- [Problem requirements]: Your output should contain every record, unchanged.

[Source information Boundary: Start]

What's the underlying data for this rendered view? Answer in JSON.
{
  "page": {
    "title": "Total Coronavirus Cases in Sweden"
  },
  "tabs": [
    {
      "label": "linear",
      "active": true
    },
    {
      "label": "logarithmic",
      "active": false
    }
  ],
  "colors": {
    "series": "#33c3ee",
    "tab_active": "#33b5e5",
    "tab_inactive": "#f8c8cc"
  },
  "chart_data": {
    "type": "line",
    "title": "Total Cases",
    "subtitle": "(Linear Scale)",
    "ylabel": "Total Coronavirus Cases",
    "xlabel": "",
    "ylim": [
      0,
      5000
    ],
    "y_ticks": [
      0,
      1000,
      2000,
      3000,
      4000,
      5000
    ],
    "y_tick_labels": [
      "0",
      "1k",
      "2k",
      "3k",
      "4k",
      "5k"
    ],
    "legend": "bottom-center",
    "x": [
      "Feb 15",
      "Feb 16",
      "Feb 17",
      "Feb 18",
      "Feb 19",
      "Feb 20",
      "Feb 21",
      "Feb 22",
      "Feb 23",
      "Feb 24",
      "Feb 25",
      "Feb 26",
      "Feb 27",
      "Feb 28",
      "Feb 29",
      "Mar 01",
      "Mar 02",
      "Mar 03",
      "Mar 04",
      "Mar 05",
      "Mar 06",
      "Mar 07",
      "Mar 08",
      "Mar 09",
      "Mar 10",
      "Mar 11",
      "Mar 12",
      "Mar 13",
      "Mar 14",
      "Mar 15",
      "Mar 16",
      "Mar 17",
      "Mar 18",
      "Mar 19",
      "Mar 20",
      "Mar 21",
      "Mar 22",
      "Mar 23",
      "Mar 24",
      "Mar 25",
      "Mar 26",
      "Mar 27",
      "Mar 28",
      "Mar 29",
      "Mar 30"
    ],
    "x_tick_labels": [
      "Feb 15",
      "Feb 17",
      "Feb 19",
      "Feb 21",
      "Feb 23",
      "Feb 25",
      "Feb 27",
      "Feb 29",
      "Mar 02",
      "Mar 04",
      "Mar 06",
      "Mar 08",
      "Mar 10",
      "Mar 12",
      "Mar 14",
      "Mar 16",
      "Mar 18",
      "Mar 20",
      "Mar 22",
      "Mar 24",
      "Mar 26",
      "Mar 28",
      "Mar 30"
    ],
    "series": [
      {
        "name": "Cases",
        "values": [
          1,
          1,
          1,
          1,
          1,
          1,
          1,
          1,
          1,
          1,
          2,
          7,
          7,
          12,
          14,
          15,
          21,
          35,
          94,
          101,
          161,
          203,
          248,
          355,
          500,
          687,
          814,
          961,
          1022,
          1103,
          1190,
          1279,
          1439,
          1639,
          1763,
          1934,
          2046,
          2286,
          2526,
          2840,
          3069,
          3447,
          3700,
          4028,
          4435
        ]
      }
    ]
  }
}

[Source information Boundary: End]

- [Result of the exercise]:
What's the underlying data for this rendered view? Answer in JSON.
{
  "page": {
    "title": "Total Coronavirus Cases in Sweden"
  },
  "tabs": [
    {
      "label": "linear",
      "active": true
    },
    {
      "label": "logarithmic",
      "active": false
    }
  ],
  "colors": {
    "series": "#33c3ee",
    "tab_active": "#33b5e5",
    "tab_inactive": "#f8c8cc"
  },
  "chart_data": {
    "type": "line",
    "title": "Total Cases",
    "subtitle": "(Linear Scale)",
    "ylabel": "Total Coronavirus Cases",
    "xlabel": "",
    "ylim": [
      0,
      5000
    ],
    "y_ticks": [
      0,
      1000,
      2000,
      3000,
      4000,
      5000
    ],
    "y_tick_labels": [
      "0",
      "1k",
      "2k",
      "3k",
      "4k",
      "5k"
    ],
    "legend": "bottom-center",
    "x": [
      "Feb 15",
      "Feb 16",
      "Feb 17",
      "Feb 18",
      "Feb 19",
      "Feb 20",
      "Feb 21",
      "Feb 22",
      "Feb 23",
      "Feb 24",
      "Feb 25",
      "Feb 26",
      "Feb 27",
      "Feb 28",
      "Feb 29",
      "Mar 01",
      "Mar 02",
      "Mar 03",
      "Mar 04",
      "Mar 05",
      "Mar 06",
      "Mar 07",
      "Mar 08",
      "Mar 09",
      "Mar 10",
      "Mar 11",
      "Mar 12",
      "Mar 13",
      "Mar 14",
      "Mar 15",
      "Mar 16",
      "Mar 17",
      "Mar 18",
      "Mar 19",
      "Mar 20",
      "Mar 21",
      "Mar 22",
      "Mar 23",
      "Mar 24",
      "Mar 25",
      "Mar 26",
      "Mar 27",
      "Mar 28",
      "Mar 29",
      "Mar 30"
    ],
    "x_tick_labels": [
      "Feb 15",
      "Feb 17",
      "Feb 19",
      "Feb 21",
      "Feb 23",
      "Feb 25",
      "Feb 27",
      "Feb 29",
      "Mar 02",
      "Mar 04",
      "Mar 06",
      "Mar 08",
      "Mar 10",
      "Mar 12",
      "Mar 14",
      "Mar 16",
      "Mar 18",
      "Mar 20",
      "Mar 22",
      "Mar 24",
      "Mar 26",
      "Mar 28",
      "Mar 30"
    ],
    "series": [
      {
        "name": "Cases",
        "values": [
          1,
          1,
          1,
          1,
          1,
          1,
          1,
          1,
          1,
          1,
          2,
          7,
          7,
          12,
          14,
          15,
          21,
          35,
          94,
          101,
          161,
          203,
          248,
          355,
          500,
          687,
          814,
          961,
          1022,
          1103,
          1190,
          1279,
          1439,
          1639,
          1763,
          1934,
          2046,
          2286,
          2526,
          2840,
          3069,
          3447,
          3700,
          4028,
          4435
        ]
      }
    ]
  }
}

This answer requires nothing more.